Verbatim output of all the material below is required.

--- START OF RECORDS ---

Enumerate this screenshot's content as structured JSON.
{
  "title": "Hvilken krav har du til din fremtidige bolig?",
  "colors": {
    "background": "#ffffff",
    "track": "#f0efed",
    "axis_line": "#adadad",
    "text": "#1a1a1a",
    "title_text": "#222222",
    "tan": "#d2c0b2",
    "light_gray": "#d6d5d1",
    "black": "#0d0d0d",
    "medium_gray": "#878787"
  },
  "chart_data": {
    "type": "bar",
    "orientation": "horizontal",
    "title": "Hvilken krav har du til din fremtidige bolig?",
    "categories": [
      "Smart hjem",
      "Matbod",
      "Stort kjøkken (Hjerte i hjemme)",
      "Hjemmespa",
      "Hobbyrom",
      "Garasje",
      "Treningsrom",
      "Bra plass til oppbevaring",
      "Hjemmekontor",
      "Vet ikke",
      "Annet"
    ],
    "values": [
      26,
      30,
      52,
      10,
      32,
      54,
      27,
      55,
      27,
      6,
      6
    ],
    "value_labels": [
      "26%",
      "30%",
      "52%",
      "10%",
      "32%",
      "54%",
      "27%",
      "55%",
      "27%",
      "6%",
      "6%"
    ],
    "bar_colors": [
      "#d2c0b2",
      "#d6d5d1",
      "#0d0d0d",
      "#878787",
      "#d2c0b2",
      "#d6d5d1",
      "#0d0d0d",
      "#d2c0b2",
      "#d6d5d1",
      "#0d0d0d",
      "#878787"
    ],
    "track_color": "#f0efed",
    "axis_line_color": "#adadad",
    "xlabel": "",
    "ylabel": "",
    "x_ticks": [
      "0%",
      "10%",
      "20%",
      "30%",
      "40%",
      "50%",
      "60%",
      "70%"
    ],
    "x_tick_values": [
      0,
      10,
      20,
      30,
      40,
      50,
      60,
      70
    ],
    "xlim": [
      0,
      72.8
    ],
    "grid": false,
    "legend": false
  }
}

--- END OF RECORDS ---

→ **OUTPUT FOR THIS TASK**:
Enumerate this screenshot's content as structured JSON.
{
  "title": "Hvilken krav har du til din fremtidige bolig?",
  "colors": {
    "background": "#ffffff",
    "track": "#f0efed",
    "axis_line": "#adadad",
    "text": "#1a1a1a",
    "title_text": "#222222",
    "tan": "#d2c0b2",
    "light_gray": "#d6d5d1",
    "black": "#0d0d0d",
    "medium_gray": "#878787"
  },
  "chart_data": {
    "type": "bar",
    "orientation": "horizontal",
    "title": "Hvilken krav har du til din fremtidige bolig?",
    "categories": [
      "Smart hjem",
      "Matbod",
      "Stort kjøkken (Hjerte i hjemme)",
      "Hjemmespa",
      "Hobbyrom",
      "Garasje",
      "Treningsrom",
      "Bra plass til oppbevaring",
      "Hjemmekontor",
      "Vet ikke",
      "Annet"
    ],
    "values": [
      26,
      30,
      52,
      10,
      32,
      54,
      27,
      55,
      27,
      6,
      6
    ],
    "value_labels": [
      "26%",
      "30%",
      "52%",
      "10%",
      "32%",
      "54%",
      "27%",
      "55%",
      "27%",
      "6%",
      "6%"
    ],
    "bar_colors": [
      "#d2c0b2",
      "#d6d5d1",
      "#0d0d0d",
      "#878787",
      "#d2c0b2",
      "#d6d5d1",
      "#0d0d0d",
      "#d2c0b2",
      "#d6d5d1",
      "#0d0d0d",
      "#878787"
    ],
    "track_color": "#f0efed",
    "axis_line_color": "#adadad",
    "xlabel": "",
    "ylabel": "",
    "x_ticks": [
      "0%",
      "10%",
      "20%",
      "30%",
      "40%",
      "50%",
      "60%",
      "70%"
    ],
    "x_tick_values": [
      0,
      10,
      20,
      30,
      40,
      50,
      60,
      70
    ],
    "xlim": [
      0,
      72.8
    ],
    "grid": false,
    "legend": false
  }
}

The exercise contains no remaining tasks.